**Task**. Your task is to give the data again, exactly, with every line intact.
☆ ☆ ☆
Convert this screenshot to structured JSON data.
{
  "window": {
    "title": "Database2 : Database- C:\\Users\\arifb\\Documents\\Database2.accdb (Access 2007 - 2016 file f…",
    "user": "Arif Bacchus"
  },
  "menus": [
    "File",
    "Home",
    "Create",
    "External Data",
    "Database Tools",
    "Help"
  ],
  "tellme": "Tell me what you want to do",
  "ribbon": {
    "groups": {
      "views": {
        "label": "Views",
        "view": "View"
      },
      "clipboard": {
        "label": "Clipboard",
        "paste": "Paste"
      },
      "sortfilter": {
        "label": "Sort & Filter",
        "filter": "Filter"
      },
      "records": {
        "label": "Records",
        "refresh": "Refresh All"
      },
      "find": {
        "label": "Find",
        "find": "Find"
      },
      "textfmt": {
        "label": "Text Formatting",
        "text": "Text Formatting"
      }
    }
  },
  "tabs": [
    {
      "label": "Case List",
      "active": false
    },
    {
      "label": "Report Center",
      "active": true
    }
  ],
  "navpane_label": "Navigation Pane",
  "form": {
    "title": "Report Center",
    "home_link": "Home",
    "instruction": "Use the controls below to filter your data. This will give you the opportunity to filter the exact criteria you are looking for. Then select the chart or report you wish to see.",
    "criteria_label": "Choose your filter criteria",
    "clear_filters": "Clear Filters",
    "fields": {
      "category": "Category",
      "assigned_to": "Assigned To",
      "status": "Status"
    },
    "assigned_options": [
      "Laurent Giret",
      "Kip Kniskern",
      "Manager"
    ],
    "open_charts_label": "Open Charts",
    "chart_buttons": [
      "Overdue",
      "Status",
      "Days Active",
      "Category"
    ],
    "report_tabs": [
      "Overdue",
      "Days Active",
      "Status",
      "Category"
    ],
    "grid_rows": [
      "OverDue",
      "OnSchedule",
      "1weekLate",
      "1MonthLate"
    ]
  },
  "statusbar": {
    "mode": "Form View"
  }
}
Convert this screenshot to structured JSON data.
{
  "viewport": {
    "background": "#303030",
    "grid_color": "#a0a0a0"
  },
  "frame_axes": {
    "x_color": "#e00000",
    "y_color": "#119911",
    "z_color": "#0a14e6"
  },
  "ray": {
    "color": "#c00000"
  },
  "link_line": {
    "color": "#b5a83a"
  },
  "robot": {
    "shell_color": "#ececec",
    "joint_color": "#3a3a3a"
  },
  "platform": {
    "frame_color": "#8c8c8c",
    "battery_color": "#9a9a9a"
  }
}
☆ ☆ ☆
**Task solution**.
Convert this screenshot to structured JSON data.
{
  "window": {
    "title": "Database2 : Database- C:\\Users\\arifb\\Documents\\Database2.accdb (Access 2007 - 2016 file f…",
    "user": "Arif Bacchus"
  },
  "menus": [
    "File",
    "Home",
    "Create",
    "External Data",
    "Database Tools",
    "Help"
  ],
  "tellme": "Tell me what you want to do",
  "ribbon": {
    "groups": {
      "views": {
        "label": "Views",
        "view": "View"
      },
      "clipboard": {
        "label": "Clipboard",
        "paste": "Paste"
      },
      "sortfilter": {
        "label": "Sort & Filter",
        "filter": "Filter"
      },
      "records": {
        "label": "Records",
        "refresh": "Refresh All"
      },
      "find": {
        "label": "Find",
        "find": "Find"
      },
      "textfmt": {
        "label": "Text Formatting",
        "text": "Text Formatting"
      }
    }
  },
  "tabs": [
    {
      "label": "Case List",
      "active": false
    },
    {
      "label": "Report Center",
      "active": true
    }
  ],
  "navpane_label": "Navigation Pane",
  "form": {
    "title": "Report Center",
    "home_link": "Home",
    "instruction": "Use the controls below to filter your data. This will give you the opportunity to filter the exact criteria you are looking for. Then select the chart or report you wish to see.",
    "criteria_label": "Choose your filter criteria",
    "clear_filters": "Clear Filters",
    "fields": {
      "category": "Category",
      "assigned_to": "Assigned To",
      "status": "Status"
    },
    "assigned_options": [
      "Laurent Giret",
      "Kip Kniskern",
      "Manager"
    ],
    "open_charts_label": "Open Charts",
    "chart_buttons": [
      "Overdue",
      "Status",
      "Days Active",
      "Category"
    ],
    "report_tabs": [
      "Overdue",
      "Days Active",
      "Status",
      "Category"
    ],
    "grid_rows": [
      "OverDue",
      "OnSchedule",
      "1weekLate",
      "1MonthLate"
    ]
  },
  "statusbar": {
    "mode": "Form View"
  }
}
Convert this screenshot to structured JSON data.
{
  "viewport": {
    "background": "#303030",
    "grid_color": "#a0a0a0"
  },
  "frame_axes": {
    "x_color": "#e00000",
    "y_color": "#119911",
    "z_color": "#0a14e6"
  },
  "ray": {
    "color": "#c00000"
  },
  "link_line": {
    "color": "#b5a83a"
  },
  "robot": {
    "shell_color": "#ececec",
    "joint_color": "#3a3a3a"
  },
  "platform": {
    "frame_color": "#8c8c8c",
    "battery_color": "#9a9a9a"
  }
}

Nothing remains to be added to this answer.